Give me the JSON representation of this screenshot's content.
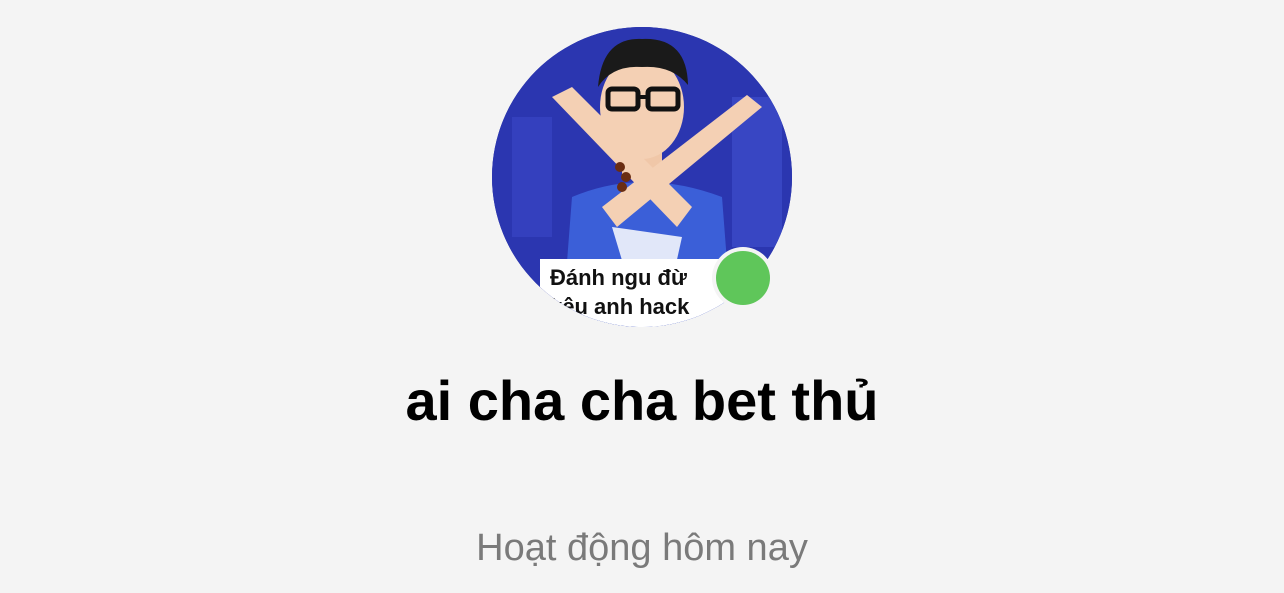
{
  "profile": {
    "name": "ai cha cha bet thủ",
    "status_text": "Hoạt động hôm nay",
    "online": true,
    "avatar_caption_line1": "Đánh ngu đừ",
    "avatar_caption_line2": "kêu anh hack",
    "presence_color": "#5fc65a"
  }
}
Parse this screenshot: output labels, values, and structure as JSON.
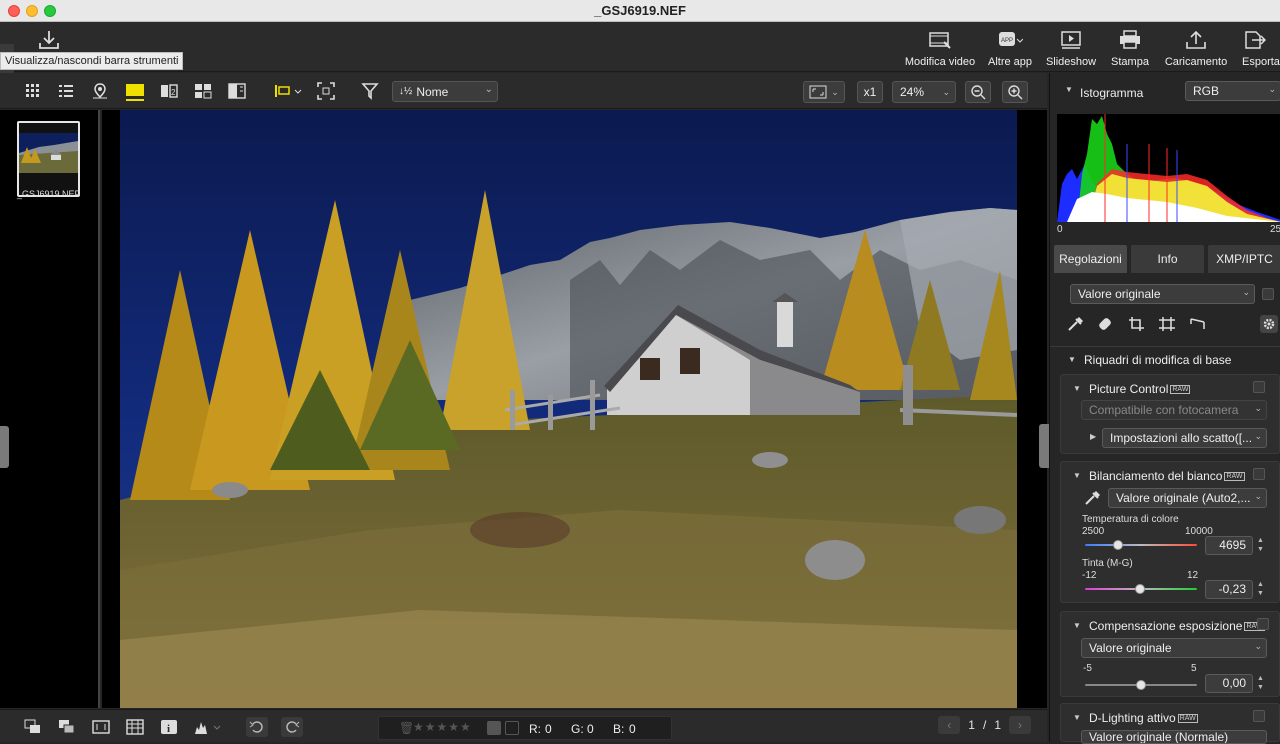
○ ○ ○ ○
Strip out the images, then output the records above word for word.

Give me the JSON representation of this screenshot's content.
{
  "profile": {
    "name": "ai cha cha bet thủ",
    "status_text": "Hoạt động hôm nay",
    "online": true,
    "avatar_caption_line1": "Đánh ngu đừ",
    "avatar_caption_line2": "kêu anh hack",
    "presence_color": "#5fc65a"
  }
}
Parse this screenshot: output labels, values, and structure as JSON.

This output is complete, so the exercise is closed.